What you should do :: Copy out all the lines exactly. Omit pictures.

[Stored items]
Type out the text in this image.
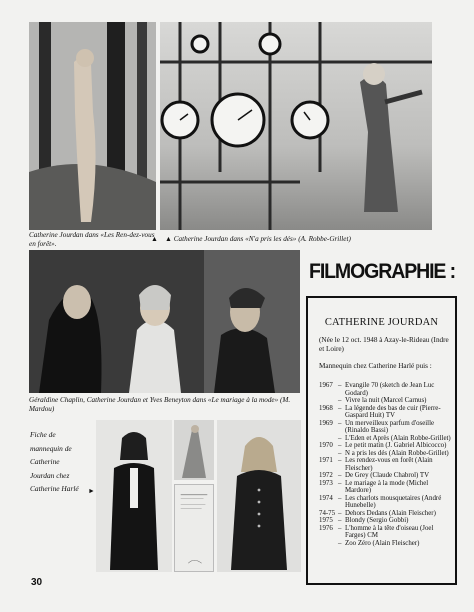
Catherine Jourdan dans «Les Ren-dez-vous en forêt».

▲ Catherine Jourdan dans «N'a pris les dés» (A. Robbe-Grillet)

▲

Géraldine Chaplin, Catherine Jourdan et Yves Beneyton dans «Le mariage à la mode» (M. Mardou)

Fiche de mannequin de Catherine Jourdan chez Catherine Harlé	►
FILMOGRAPHIE :
CATHERINE JOURDAN
(Née le 12 oct. 1948 à Azay-le-Rideau (Indre et Loire)
Mannequin chez Catherine Harlé puis :
1967 – Evangile 70 (sketch de Jean Luc Godard)
– Vivre la nuit (Marcel Carnus)
1968 – La légende des bas de cuir (Pierre-Gaspard Huit) TV
1969 – Un merveilleux parfum d'oseille (Rinaldo Bassi)
– L'Eden et Après (Alain Robbe-Grillet)
1970 – Le petit matin (J. Gabriel Albicocco)
– N a pris les dés (Alain Robbe-Grillet)
1971 – Les rendez-vous en forêt (Alain Fleischer)
1972 – De Grey (Claude Chabrol) TV
1973 – Le mariage à la mode (Michel Mardore)
1974 – Les charlots mousquetaires (André Hunebelle)
74-75 – Dehors Dedans (Alain Fleischer)
1975 – Blondy (Sergio Gobbi)
1976 – L'homme à la tête d'oiseau (Joel Farges) CM
– Zoo Zéro (Alain Fleischer)
30
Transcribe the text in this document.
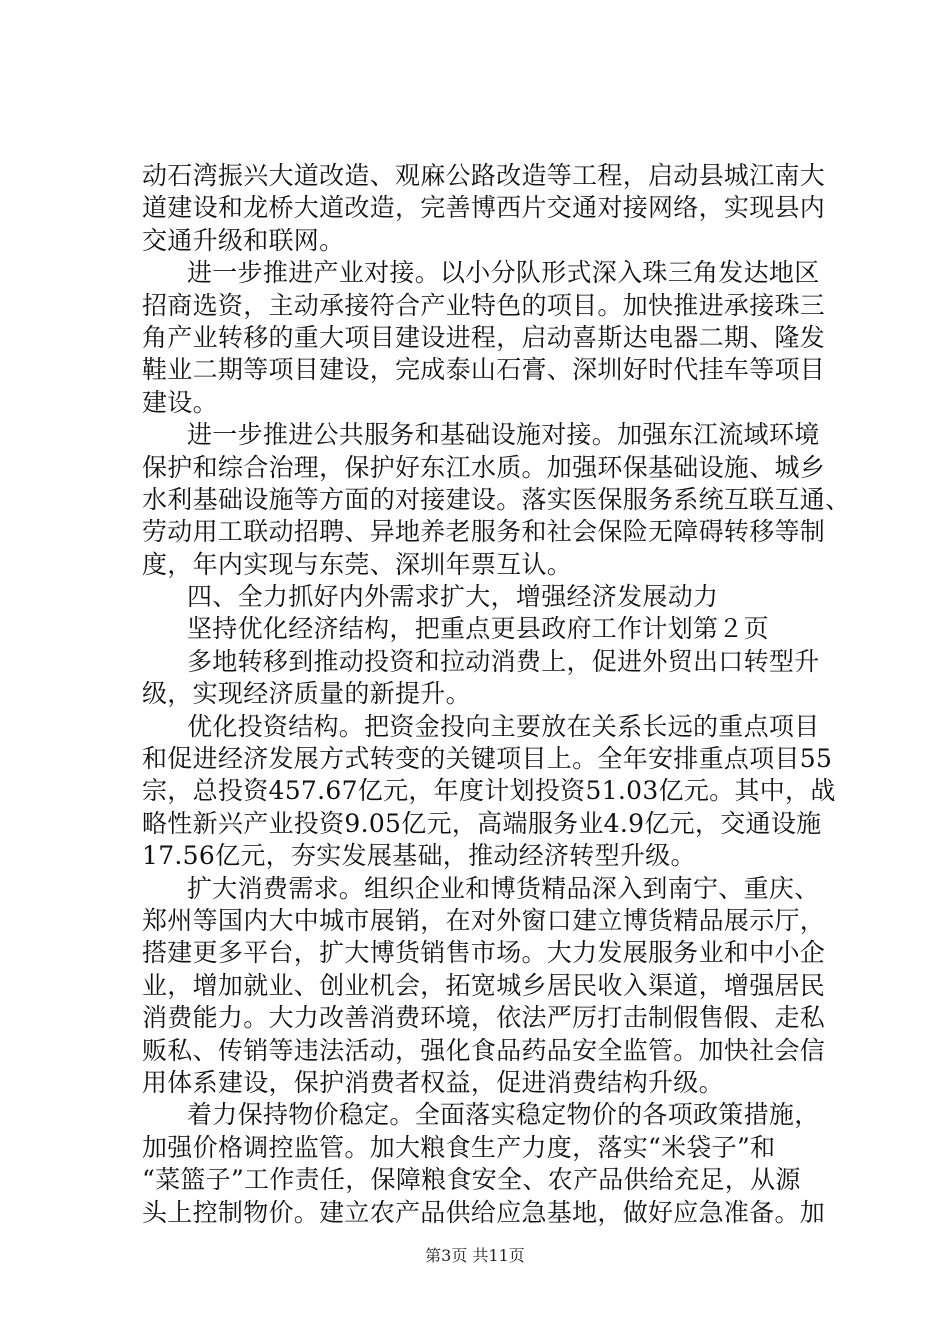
动石湾振兴大道改造、观麻公路改造等工程，启动县城江南大
道建设和龙桥大道改造，完善博西片交通对接网络，实现县内
交通升级和联网。
进一步推进产业对接。以小分队形式深入珠三角发达地区
招商选资，主动承接符合产业特色的项目。加快推进承接珠三
角产业转移的重大项目建设进程，启动喜斯达电器二期、隆发
鞋业二期等项目建设，完成泰山石膏、深圳好时代挂车等项目
建设。
进一步推进公共服务和基础设施对接。加强东江流域环境
保护和综合治理，保护好东江水质。加强环保基础设施、城乡
水利基础设施等方面的对接建设。落实医保服务系统互联互通、
劳动用工联动招聘、异地养老服务和社会保险无障碍转移等制
度，年内实现与东莞、深圳年票互认。
四、全力抓好内外需求扩大，增强经济发展动力
坚持优化经济结构，把重点更县政府工作计划第２页
多地转移到推动投资和拉动消费上，促进外贸出口转型升
级，实现经济质量的新提升。
优化投资结构。把资金投向主要放在关系长远的重点项目
和促进经济发展方式转变的关键项目上。全年安排重点项目55
宗，总投资457.67亿元，年度计划投资51.03亿元。其中，战
略性新兴产业投资9.05亿元，高端服务业4.9亿元，交通设施
17.56亿元，夯实发展基础，推动经济转型升级。
扩大消费需求。组织企业和博货精品深入到南宁、重庆、
郑州等国内大中城市展销，在对外窗口建立博货精品展示厅，
搭建更多平台，扩大博货销售市场。大力发展服务业和中小企
业，增加就业、创业机会，拓宽城乡居民收入渠道，增强居民
消费能力。大力改善消费环境，依法严厉打击制假售假、走私
贩私、传销等违法活动，强化食品药品安全监管。加快社会信
用体系建设，保护消费者权益，促进消费结构升级。
着力保持物价稳定。全面落实稳定物价的各项政策措施，
加强价格调控监管。加大粮食生产力度，落实“米袋子”和
“菜篮子”工作责任，保障粮食安全、农产品供给充足，从源
头上控制物价。建立农产品供给应急基地，做好应急准备。加
第3页 共11页
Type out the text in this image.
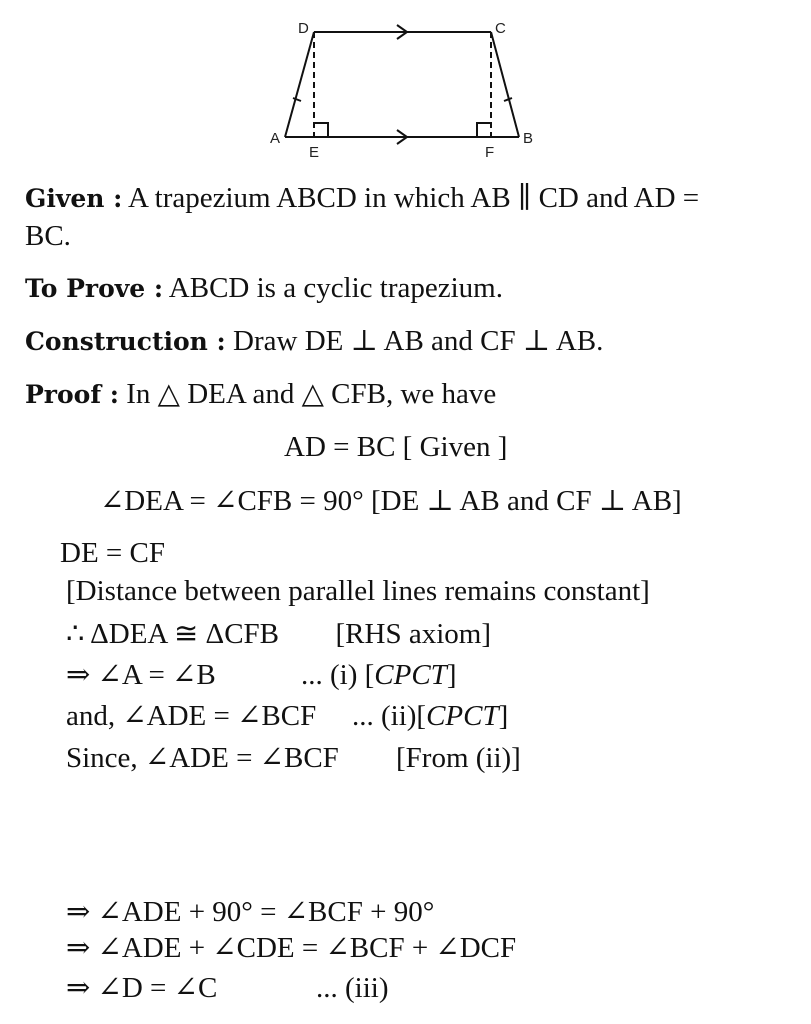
A	B
C
D
E	F
Given : A trapezium ABCD in which AB ∥ CD and AD =
BC.
To Prove : ABCD is a cyclic trapezium.
Construction : Draw DE ⊥ AB and CF ⊥ AB.
Proof : In △ DEA and △ CFB, we have
AD = BC [ Given ]
∠DEA = ∠CFB = 90° [DE ⊥ AB and CF ⊥ AB]
DE = CF
[Distance between parallel lines remains constant]
∴ ΔDEA ≅ ΔCFB [RHS axiom]
⇒ ∠A = ∠B	... (i) [CPCT]
and, ∠ADE = ∠BCF ... (ii)[CPCT]
Since, ∠ADE = ∠BCF [From (ii)]
⇒ ∠ADE + 90° = ∠BCF + 90°
⇒ ∠ADE + ∠CDE = ∠BCF + ∠DCF
⇒ ∠D = ∠C	... (iii)
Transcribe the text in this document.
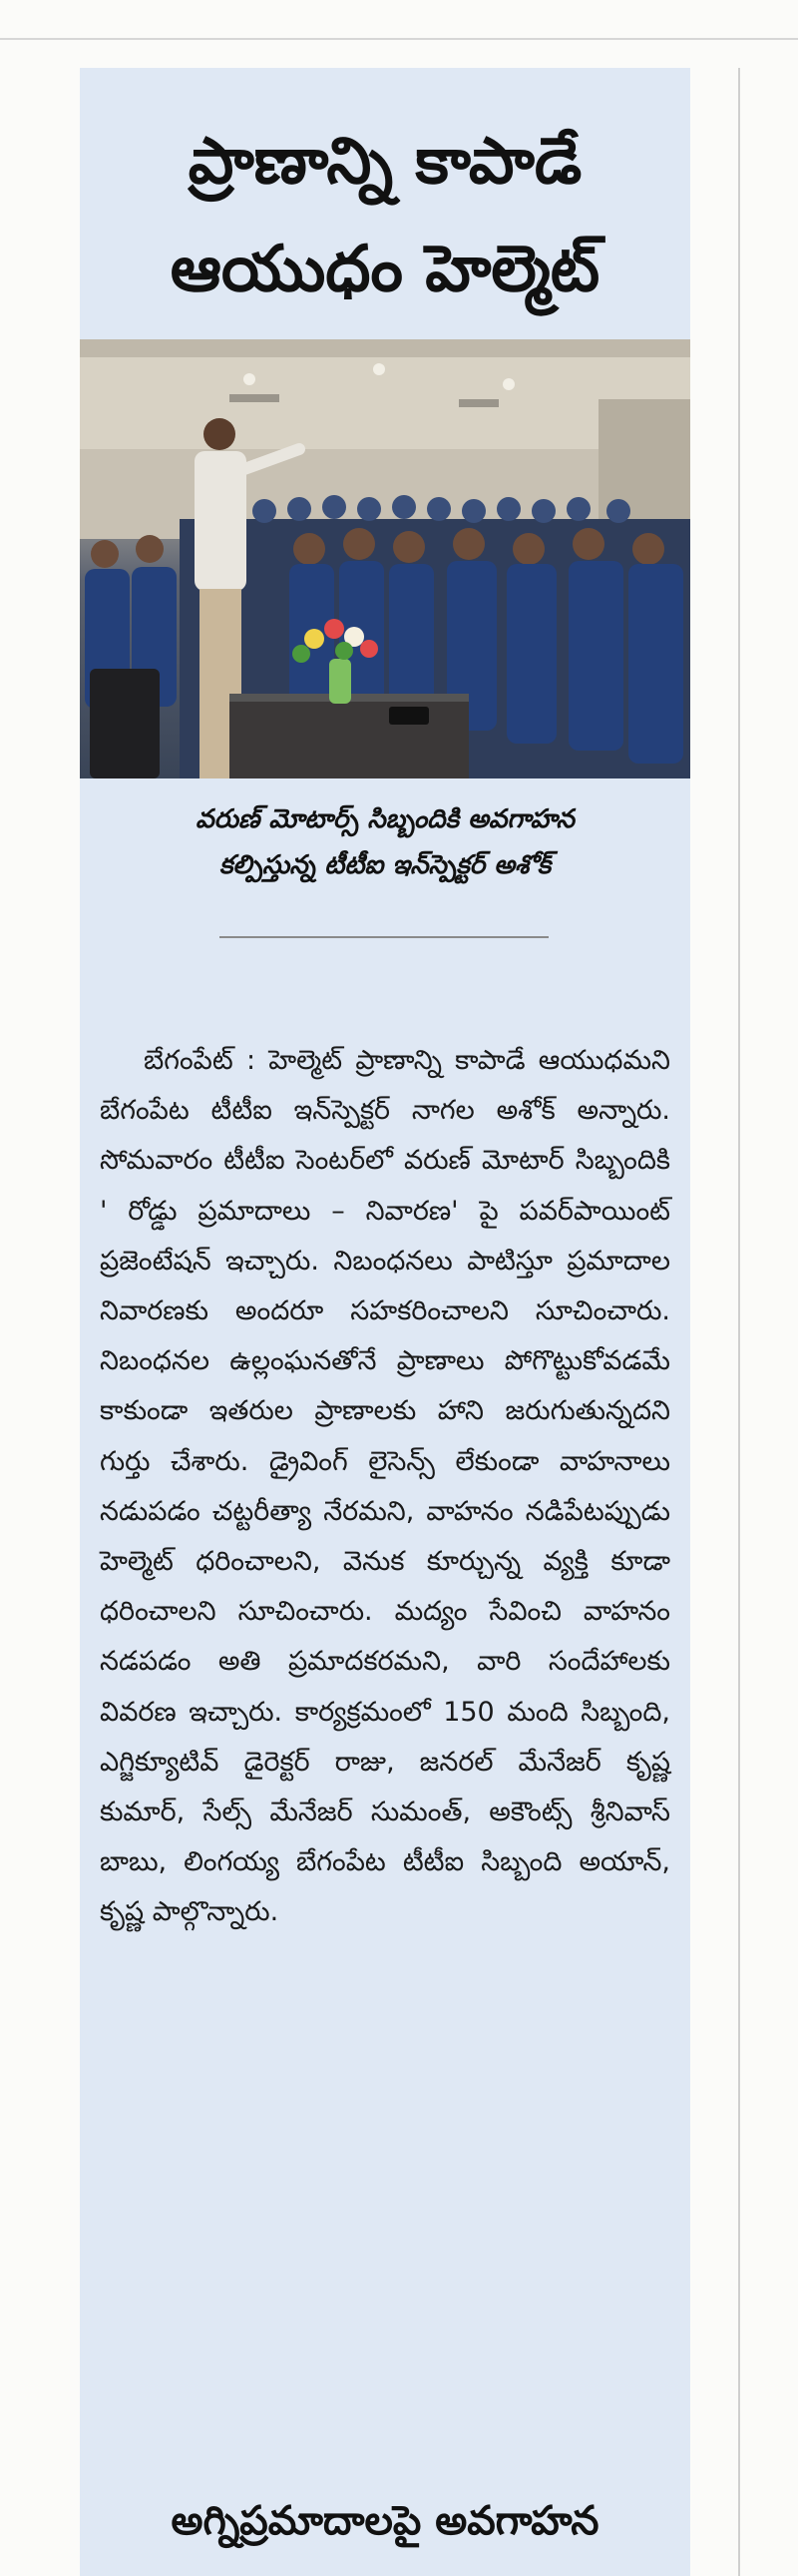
ప్రాణాన్ని కాపాడే
ఆయుధం హెల్మెట్
వరుణ్ మోటార్స్ సిబ్బందికి అవగాహన
కల్పిస్తున్న టీటీఐ ఇన్‌స్పెక్టర్ అశోక్
బేగంపేట్ : హెల్మెట్ ప్రాణాన్ని కాపాడే ఆయుధమని బేగంపేట టీటీఐ ఇన్‌స్పెక్టర్ నాగల అశోక్ అన్నారు. సోమవారం టీటీఐ సెంటర్‌లో వరుణ్ మోటార్ సిబ్బందికి ' రోడ్డు ప్రమాదాలు – నివారణ' పై పవర్‌పాయింట్ ప్రజెంటేషన్ ఇచ్చారు. నిబంధనలు పాటిస్తూ ప్రమాదాల నివారణకు అందరూ సహకరించాలని సూచించారు. నిబంధనల ఉల్లంఘనతోనే ప్రాణాలు పోగొట్టుకోవడమే కాకుండా ఇతరుల ప్రాణాలకు హాని జరుగుతున్నదని గుర్తు చేశారు. డ్రైవింగ్ లైసెన్స్ లేకుండా వాహనాలు నడుపడం చట్టరీత్యా నేరమని, వాహనం నడిపేటప్పుడు హెల్మెట్ ధరించాలని, వెనుక కూర్చున్న వ్యక్తి కూడా ధరించాలని సూచించారు. మద్యం సేవించి వాహనం నడపడం అతి ప్రమాదకరమని, వారి సందేహాలకు వివరణ ఇచ్చారు. కార్యక్రమంలో 150 మంది సిబ్బంది, ఎగ్జిక్యూటివ్ డైరెక్టర్ రాజు, జనరల్ మేనేజర్ కృష్ణ కుమార్, సేల్స్ మేనేజర్ సుమంత్, అకౌంట్స్ శ్రీనివాస్ బాబు, లింగయ్య బేగంపేట టీటీఐ సిబ్బంది అయాన్, కృష్ణ పాల్గొన్నారు.
అగ్నిప్రమాదాలపై అవగాహన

Solution to this task ::
Type out the text in this image.
Catherine Jourdan dans «Les Ren-dez-vous en forêt».

▲ Catherine Jourdan dans «N'a pris les dés» (A. Robbe-Grillet)

▲

Géraldine Chaplin, Catherine Jourdan et Yves Beneyton dans «Le mariage à la mode» (M. Mardou)

Fiche de mannequin de Catherine Jourdan chez Catherine Harlé	►
FILMOGRAPHIE :
CATHERINE JOURDAN
(Née le 12 oct. 1948 à Azay-le-Rideau (Indre et Loire)
Mannequin chez Catherine Harlé puis :
1967 – Evangile 70 (sketch de Jean Luc Godard)
– Vivre la nuit (Marcel Carnus)
1968 – La légende des bas de cuir (Pierre-Gaspard Huit) TV
1969 – Un merveilleux parfum d'oseille (Rinaldo Bassi)
– L'Eden et Après (Alain Robbe-Grillet)
1970 – Le petit matin (J. Gabriel Albicocco)
– N a pris les dés (Alain Robbe-Grillet)
1971 – Les rendez-vous en forêt (Alain Fleischer)
1972 – De Grey (Claude Chabrol) TV
1973 – Le mariage à la mode (Michel Mardore)
1974 – Les charlots mousquetaires (André Hunebelle)
74-75 – Dehors Dedans (Alain Fleischer)
1975 – Blondy (Sergio Gobbi)
1976 – L'homme à la tête d'oiseau (Joel Farges) CM
– Zoo Zéro (Alain Fleischer)
30
Transcribe the text in this document.
动石湾振兴大道改造、观麻公路改造等工程，启动县城江南大
道建设和龙桥大道改造，完善博西片交通对接网络，实现县内
交通升级和联网。
进一步推进产业对接。以小分队形式深入珠三角发达地区
招商选资，主动承接符合产业特色的项目。加快推进承接珠三
角产业转移的重大项目建设进程，启动喜斯达电器二期、隆发
鞋业二期等项目建设，完成泰山石膏、深圳好时代挂车等项目
建设。
进一步推进公共服务和基础设施对接。加强东江流域环境
保护和综合治理，保护好东江水质。加强环保基础设施、城乡
水利基础设施等方面的对接建设。落实医保服务系统互联互通、
劳动用工联动招聘、异地养老服务和社会保险无障碍转移等制
度，年内实现与东莞、深圳年票互认。
四、全力抓好内外需求扩大，增强经济发展动力
坚持优化经济结构，把重点更县政府工作计划第２页
多地转移到推动投资和拉动消费上，促进外贸出口转型升
级，实现经济质量的新提升。
优化投资结构。把资金投向主要放在关系长远的重点项目
和促进经济发展方式转变的关键项目上。全年安排重点项目55
宗，总投资457.67亿元，年度计划投资51.03亿元。其中，战
略性新兴产业投资9.05亿元，高端服务业4.9亿元，交通设施
17.56亿元，夯实发展基础，推动经济转型升级。
扩大消费需求。组织企业和博货精品深入到南宁、重庆、
郑州等国内大中城市展销，在对外窗口建立博货精品展示厅，
搭建更多平台，扩大博货销售市场。大力发展服务业和中小企
业，增加就业、创业机会，拓宽城乡居民收入渠道，增强居民
消费能力。大力改善消费环境，依法严厉打击制假售假、走私
贩私、传销等违法活动，强化食品药品安全监管。加快社会信
用体系建设，保护消费者权益，促进消费结构升级。
着力保持物价稳定。全面落实稳定物价的各项政策措施，
加强价格调控监管。加大粮食生产力度，落实“米袋子”和
“菜篮子”工作责任，保障粮食安全、农产品供给充足，从源
头上控制物价。建立农产品供给应急基地，做好应急准备。加
第3页 共11页
Type out the text in this image.
A	B
C
D
E	F
Given : A trapezium ABCD in which AB ∥ CD and AD =
BC.
To Prove : ABCD is a cyclic trapezium.
Construction : Draw DE ⊥ AB and CF ⊥ AB.
Proof : In △ DEA and △ CFB, we have
AD = BC [ Given ]
∠DEA = ∠CFB = 90° [DE ⊥ AB and CF ⊥ AB]
DE = CF
[Distance between parallel lines remains constant]
∴ ΔDEA ≅ ΔCFB [RHS axiom]
⇒ ∠A = ∠B	... (i) [CPCT]
and, ∠ADE = ∠BCF ... (ii)[CPCT]
Since, ∠ADE = ∠BCF [From (ii)]
⇒ ∠ADE + 90° = ∠BCF + 90°
⇒ ∠ADE + ∠CDE = ∠BCF + ∠DCF
⇒ ∠D = ∠C	... (iii)
Transcribe the text in this document.
ప్రాణాన్ని కాపాడే
ఆయుధం హెల్మెట్
వరుణ్ మోటార్స్ సిబ్బందికి అవగాహన
కల్పిస్తున్న టీటీఐ ఇన్‌స్పెక్టర్ అశోక్
బేగంపేట్ : హెల్మెట్ ప్రాణాన్ని కాపాడే ఆయుధమని బేగంపేట టీటీఐ ఇన్‌స్పెక్టర్ నాగల అశోక్ అన్నారు. సోమవారం టీటీఐ సెంటర్‌లో వరుణ్ మోటార్ సిబ్బందికి ' రోడ్డు ప్రమాదాలు – నివారణ' పై పవర్‌పాయింట్ ప్రజెంటేషన్ ఇచ్చారు. నిబంధనలు పాటిస్తూ ప్రమాదాల నివారణకు అందరూ సహకరించాలని సూచించారు. నిబంధనల ఉల్లంఘనతోనే ప్రాణాలు పోగొట్టుకోవడమే కాకుండా ఇతరుల ప్రాణాలకు హాని జరుగుతున్నదని గుర్తు చేశారు. డ్రైవింగ్ లైసెన్స్ లేకుండా వాహనాలు నడుపడం చట్టరీత్యా నేరమని, వాహనం నడిపేటప్పుడు హెల్మెట్ ధరించాలని, వెనుక కూర్చున్న వ్యక్తి కూడా ధరించాలని సూచించారు. మద్యం సేవించి వాహనం నడపడం అతి ప్రమాదకరమని, వారి సందేహాలకు వివరణ ఇచ్చారు. కార్యక్రమంలో 150 మంది సిబ్బంది, ఎగ్జిక్యూటివ్ డైరెక్టర్ రాజు, జనరల్ మేనేజర్ కృష్ణ కుమార్, సేల్స్ మేనేజర్ సుమంత్, అకౌంట్స్ శ్రీనివాస్ బాబు, లింగయ్య బేగంపేట టీటీఐ సిబ్బంది అయాన్, కృష్ణ పాల్గొన్నారు.
అగ్నిప్రమాదాలపై అవగాహన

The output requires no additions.